• Set problem: Copy each line that has the string "takanapa" somewhere in it.

• Data:

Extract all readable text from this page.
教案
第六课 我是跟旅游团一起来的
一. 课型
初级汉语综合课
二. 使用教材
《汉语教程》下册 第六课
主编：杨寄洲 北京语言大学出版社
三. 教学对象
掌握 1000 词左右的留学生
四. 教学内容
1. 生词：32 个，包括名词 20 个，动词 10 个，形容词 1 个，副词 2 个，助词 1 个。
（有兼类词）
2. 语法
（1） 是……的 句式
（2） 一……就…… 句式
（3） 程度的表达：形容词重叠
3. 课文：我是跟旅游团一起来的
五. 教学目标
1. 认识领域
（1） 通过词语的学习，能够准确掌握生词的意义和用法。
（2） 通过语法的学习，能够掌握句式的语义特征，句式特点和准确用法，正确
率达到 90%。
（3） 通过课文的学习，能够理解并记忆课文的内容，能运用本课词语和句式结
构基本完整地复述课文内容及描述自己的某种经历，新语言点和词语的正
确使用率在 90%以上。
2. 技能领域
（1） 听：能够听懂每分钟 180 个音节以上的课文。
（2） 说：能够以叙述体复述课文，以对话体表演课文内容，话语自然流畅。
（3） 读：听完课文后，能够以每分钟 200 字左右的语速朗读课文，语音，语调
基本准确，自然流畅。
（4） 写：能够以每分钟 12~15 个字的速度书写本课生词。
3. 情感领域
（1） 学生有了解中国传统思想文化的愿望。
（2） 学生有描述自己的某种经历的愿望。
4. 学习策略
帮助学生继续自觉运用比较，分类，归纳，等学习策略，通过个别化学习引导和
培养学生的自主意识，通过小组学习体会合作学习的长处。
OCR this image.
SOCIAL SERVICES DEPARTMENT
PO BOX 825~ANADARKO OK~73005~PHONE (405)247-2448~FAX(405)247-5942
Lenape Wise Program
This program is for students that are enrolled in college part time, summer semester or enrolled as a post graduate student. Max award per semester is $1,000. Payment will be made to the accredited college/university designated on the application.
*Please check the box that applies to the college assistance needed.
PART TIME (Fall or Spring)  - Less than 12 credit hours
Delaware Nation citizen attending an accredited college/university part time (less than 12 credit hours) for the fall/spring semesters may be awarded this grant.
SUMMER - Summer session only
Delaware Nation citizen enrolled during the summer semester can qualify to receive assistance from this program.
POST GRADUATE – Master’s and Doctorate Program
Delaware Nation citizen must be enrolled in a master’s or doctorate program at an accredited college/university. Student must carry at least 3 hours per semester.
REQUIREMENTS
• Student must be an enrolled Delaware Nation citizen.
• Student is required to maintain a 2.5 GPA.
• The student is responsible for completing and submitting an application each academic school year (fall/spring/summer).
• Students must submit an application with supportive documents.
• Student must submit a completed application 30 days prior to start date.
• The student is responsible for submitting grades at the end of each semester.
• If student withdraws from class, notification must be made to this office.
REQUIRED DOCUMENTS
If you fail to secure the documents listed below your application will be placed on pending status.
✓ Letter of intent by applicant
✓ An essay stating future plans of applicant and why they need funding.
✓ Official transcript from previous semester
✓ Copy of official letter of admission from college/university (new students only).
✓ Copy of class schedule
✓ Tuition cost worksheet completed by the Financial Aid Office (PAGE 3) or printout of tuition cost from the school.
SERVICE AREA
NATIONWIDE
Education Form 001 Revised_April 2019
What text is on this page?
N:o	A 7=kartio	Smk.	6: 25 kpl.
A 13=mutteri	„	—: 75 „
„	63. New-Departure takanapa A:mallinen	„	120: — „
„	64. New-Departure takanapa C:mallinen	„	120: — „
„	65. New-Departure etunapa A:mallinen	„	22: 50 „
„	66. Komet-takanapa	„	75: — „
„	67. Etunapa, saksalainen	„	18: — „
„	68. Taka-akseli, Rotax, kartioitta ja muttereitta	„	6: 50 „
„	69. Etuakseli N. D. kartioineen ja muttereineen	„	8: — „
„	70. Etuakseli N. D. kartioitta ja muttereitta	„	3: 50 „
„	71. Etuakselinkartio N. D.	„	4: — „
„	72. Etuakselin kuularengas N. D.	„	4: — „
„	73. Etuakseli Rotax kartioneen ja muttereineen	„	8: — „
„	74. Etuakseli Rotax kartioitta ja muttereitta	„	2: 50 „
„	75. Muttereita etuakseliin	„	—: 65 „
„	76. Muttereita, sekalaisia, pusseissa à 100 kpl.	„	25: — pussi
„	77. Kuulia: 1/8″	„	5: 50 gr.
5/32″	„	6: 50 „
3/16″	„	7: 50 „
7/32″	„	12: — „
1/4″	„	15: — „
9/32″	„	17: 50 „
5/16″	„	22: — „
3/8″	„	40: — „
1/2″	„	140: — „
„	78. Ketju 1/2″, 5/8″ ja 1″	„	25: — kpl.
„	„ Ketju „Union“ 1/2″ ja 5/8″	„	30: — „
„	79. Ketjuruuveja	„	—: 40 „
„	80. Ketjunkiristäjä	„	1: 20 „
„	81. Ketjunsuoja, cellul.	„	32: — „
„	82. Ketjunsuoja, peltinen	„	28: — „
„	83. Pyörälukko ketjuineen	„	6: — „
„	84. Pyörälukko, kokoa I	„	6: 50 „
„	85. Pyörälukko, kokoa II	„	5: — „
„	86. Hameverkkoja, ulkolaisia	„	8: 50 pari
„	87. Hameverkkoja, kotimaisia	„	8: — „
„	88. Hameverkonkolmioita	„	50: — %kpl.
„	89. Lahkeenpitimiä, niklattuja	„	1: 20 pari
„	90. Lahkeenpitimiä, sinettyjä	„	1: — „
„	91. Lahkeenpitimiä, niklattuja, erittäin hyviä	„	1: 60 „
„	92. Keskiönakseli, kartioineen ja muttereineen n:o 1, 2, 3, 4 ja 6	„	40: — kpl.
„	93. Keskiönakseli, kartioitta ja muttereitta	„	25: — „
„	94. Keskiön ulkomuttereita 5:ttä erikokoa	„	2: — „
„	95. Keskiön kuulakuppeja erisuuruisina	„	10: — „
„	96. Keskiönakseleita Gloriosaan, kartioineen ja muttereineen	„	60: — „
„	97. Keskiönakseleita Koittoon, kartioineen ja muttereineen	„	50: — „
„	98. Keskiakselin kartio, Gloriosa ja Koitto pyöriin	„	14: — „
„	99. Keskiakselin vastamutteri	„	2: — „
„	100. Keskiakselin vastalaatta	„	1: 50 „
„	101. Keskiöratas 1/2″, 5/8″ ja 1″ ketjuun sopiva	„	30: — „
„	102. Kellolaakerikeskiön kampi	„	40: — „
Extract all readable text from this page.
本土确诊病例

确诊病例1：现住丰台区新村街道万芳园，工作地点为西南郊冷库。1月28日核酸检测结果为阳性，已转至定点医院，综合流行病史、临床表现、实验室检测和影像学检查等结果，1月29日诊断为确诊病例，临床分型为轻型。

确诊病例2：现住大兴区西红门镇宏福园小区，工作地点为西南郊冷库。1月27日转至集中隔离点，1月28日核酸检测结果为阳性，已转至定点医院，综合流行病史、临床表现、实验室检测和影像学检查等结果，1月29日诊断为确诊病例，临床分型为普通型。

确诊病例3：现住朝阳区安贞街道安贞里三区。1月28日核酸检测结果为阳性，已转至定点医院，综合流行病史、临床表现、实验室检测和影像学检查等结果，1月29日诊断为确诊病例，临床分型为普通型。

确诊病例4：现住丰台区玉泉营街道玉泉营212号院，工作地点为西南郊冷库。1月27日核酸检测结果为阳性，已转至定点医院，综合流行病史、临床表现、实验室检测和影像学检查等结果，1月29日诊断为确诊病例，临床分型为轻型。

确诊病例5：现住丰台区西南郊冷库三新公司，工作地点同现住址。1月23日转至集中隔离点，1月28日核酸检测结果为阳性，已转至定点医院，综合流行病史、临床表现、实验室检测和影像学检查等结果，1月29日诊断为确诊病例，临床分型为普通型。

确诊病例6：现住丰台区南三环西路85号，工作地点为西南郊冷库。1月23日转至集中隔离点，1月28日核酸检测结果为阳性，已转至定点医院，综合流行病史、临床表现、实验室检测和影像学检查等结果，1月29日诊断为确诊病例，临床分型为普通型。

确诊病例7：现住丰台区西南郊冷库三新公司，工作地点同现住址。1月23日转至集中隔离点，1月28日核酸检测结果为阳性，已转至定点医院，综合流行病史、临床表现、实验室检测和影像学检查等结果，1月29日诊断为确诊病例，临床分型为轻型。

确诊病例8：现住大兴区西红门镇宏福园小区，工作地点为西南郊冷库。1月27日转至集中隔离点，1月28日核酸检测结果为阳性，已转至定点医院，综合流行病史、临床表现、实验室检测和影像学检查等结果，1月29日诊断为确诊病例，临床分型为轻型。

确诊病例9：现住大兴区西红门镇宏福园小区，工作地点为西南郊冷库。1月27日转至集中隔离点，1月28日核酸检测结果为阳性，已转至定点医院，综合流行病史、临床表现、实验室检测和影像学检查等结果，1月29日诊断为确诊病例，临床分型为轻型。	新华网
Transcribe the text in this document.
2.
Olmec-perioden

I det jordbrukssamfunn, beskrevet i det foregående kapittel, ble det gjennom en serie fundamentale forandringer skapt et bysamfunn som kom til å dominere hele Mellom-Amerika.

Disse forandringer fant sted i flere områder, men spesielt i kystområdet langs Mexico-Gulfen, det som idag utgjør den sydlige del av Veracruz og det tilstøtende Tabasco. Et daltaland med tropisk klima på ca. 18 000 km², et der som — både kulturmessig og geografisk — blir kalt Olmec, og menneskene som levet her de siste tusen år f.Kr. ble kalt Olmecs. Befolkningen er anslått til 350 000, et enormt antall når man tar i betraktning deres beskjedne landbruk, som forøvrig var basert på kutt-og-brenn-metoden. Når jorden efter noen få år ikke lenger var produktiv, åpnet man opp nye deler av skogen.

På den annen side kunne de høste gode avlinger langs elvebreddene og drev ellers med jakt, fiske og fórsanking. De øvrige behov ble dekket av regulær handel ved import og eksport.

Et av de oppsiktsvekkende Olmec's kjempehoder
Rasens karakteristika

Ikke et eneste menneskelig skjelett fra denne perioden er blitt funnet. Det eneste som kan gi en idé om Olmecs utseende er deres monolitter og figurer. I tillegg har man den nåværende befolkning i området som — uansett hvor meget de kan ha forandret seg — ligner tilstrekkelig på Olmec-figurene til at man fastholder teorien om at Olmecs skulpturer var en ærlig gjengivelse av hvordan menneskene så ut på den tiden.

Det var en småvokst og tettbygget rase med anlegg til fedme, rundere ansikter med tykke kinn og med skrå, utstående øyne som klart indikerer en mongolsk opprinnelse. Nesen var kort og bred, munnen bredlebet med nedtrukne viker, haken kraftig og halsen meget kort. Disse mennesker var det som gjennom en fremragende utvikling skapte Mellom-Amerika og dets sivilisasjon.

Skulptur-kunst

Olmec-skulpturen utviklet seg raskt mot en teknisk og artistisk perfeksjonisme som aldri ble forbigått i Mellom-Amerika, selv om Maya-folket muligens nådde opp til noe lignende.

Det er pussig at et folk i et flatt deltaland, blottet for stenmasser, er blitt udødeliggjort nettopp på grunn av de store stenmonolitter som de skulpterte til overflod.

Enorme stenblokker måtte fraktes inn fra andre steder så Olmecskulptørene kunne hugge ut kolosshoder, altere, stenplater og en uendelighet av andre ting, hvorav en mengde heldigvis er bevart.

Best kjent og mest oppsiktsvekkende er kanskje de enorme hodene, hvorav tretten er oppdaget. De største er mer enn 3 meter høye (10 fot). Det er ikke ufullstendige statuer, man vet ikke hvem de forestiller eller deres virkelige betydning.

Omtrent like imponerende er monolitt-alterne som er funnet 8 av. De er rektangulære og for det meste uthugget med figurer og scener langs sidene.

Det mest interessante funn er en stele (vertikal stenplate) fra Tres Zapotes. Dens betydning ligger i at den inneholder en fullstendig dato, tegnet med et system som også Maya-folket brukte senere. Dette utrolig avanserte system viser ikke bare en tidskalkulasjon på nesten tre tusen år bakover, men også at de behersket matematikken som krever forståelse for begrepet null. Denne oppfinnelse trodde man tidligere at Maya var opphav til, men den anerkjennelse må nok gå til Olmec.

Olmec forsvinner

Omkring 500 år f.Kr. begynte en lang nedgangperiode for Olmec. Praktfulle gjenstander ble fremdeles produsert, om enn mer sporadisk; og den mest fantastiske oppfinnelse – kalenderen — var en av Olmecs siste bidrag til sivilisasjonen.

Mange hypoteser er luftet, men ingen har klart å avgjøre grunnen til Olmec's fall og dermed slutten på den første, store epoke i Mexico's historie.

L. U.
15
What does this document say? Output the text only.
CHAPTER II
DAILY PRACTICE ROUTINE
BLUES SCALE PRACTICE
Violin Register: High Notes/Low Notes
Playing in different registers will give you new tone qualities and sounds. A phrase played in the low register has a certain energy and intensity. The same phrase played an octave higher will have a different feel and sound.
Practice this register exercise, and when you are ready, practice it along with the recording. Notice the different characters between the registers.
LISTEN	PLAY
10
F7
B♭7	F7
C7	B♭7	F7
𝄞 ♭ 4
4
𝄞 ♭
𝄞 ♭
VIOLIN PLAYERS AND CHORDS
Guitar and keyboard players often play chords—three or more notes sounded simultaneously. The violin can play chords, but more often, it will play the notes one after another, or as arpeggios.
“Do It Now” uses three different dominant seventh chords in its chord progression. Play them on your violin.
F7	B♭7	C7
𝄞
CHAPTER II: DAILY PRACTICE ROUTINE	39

• Solution to this exercise:
„	63. New-Departure takanapa A:mallinen	„	120: — „
„	64. New-Departure takanapa C:mallinen	„	120: — „
„	66. Komet-takanapa	„	75: — „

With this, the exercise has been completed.